— begin —

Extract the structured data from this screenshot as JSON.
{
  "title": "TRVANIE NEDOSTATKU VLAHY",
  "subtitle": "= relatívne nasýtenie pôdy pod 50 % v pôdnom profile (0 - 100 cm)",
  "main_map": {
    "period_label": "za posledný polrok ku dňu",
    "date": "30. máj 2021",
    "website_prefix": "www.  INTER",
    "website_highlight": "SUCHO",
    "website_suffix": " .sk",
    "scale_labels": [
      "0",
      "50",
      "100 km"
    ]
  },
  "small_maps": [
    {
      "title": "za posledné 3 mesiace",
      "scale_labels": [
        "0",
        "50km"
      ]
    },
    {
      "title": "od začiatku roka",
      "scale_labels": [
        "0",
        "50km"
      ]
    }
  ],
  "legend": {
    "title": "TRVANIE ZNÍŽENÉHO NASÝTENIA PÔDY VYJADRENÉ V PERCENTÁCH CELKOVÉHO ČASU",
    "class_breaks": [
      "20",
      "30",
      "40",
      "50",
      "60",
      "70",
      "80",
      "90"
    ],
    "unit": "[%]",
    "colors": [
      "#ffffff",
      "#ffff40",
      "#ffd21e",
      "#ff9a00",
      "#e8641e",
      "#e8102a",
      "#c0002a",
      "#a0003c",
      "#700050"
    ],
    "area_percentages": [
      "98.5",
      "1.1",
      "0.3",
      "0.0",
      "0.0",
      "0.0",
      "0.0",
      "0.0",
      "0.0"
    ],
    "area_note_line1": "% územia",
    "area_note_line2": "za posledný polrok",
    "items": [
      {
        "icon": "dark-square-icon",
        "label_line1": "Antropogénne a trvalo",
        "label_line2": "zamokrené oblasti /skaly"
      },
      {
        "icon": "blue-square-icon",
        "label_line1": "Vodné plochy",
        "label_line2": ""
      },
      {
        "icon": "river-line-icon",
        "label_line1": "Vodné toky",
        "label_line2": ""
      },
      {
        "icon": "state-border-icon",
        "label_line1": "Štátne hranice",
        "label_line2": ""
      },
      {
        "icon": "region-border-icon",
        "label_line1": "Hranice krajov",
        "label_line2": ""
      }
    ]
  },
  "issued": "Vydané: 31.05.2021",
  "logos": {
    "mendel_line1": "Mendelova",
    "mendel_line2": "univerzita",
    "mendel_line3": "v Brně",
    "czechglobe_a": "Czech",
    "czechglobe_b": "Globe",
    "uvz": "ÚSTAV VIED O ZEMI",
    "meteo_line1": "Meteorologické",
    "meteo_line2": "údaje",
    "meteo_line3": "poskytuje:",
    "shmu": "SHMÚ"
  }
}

— end —

_Instructions to follow_: In the lines above, locate the string "Vodné". Copy every line where it occurs.

_Expected output_:
        "label_line1": "Vodné plochy",
        "label_line1": "Vodné toky",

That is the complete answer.